◆ Directions for this task:
Determine how many lines below hold the string "tuum". Reply with the number alone.

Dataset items

○ ○ ○

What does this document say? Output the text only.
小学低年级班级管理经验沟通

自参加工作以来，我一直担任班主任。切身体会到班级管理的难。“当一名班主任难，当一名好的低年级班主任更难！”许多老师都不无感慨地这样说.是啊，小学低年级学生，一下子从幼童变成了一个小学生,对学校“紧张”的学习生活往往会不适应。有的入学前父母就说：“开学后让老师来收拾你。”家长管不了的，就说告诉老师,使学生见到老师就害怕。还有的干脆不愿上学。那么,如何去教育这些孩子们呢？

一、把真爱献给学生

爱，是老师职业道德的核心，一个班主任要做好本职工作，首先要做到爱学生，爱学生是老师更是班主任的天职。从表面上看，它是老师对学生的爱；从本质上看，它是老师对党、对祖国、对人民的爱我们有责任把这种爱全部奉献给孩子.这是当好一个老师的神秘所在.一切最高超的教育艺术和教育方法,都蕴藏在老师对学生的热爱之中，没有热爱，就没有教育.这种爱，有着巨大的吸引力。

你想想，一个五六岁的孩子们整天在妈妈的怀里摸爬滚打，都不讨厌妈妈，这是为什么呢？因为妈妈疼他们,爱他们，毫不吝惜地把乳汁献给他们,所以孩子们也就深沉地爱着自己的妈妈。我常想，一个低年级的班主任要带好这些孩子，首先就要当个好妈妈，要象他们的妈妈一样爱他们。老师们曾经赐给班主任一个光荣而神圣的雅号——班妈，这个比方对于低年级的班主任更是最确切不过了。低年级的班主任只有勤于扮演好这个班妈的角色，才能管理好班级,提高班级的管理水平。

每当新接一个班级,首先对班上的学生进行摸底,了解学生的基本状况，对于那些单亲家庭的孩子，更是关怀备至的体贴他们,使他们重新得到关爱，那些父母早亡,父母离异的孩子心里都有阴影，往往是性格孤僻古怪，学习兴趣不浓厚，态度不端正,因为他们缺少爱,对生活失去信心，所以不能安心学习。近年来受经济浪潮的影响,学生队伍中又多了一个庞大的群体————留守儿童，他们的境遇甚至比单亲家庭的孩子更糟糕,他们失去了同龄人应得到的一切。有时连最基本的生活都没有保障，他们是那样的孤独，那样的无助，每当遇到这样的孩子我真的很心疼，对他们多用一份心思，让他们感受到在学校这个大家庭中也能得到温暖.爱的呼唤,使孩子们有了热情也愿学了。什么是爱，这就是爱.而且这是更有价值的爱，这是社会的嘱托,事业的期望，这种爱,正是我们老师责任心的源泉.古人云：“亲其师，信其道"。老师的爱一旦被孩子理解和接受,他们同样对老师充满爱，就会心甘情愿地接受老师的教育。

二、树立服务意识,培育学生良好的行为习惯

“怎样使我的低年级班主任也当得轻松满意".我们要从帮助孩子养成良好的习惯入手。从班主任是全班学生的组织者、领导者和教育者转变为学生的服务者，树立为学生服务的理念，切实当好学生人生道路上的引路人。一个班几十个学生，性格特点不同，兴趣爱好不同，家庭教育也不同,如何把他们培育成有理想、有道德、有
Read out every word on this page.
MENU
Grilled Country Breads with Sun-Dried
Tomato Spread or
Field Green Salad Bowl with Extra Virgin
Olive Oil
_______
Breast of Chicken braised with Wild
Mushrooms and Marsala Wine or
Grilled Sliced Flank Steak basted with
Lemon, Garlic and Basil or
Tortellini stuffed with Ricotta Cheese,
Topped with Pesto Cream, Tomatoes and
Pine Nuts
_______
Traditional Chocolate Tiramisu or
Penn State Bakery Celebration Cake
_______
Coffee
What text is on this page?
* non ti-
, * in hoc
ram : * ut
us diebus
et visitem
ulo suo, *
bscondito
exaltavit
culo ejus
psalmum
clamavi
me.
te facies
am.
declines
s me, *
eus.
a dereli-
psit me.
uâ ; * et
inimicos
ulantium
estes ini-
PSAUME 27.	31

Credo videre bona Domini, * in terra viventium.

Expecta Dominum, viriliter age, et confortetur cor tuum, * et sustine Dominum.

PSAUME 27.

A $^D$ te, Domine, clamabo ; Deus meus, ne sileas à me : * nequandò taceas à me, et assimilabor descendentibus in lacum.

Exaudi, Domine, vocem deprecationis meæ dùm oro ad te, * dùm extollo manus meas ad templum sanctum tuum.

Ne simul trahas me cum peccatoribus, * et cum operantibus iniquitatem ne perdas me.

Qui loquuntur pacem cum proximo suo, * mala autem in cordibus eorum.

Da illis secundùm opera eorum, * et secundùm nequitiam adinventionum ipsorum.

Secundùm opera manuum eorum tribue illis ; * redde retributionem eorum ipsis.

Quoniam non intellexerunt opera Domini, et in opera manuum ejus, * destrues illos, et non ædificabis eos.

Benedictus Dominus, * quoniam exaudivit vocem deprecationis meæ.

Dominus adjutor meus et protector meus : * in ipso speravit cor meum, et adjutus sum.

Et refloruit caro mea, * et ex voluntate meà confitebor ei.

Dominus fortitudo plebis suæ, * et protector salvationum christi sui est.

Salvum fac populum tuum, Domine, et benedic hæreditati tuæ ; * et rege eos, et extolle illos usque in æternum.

○ ○ ○

◆ Response to this task:
3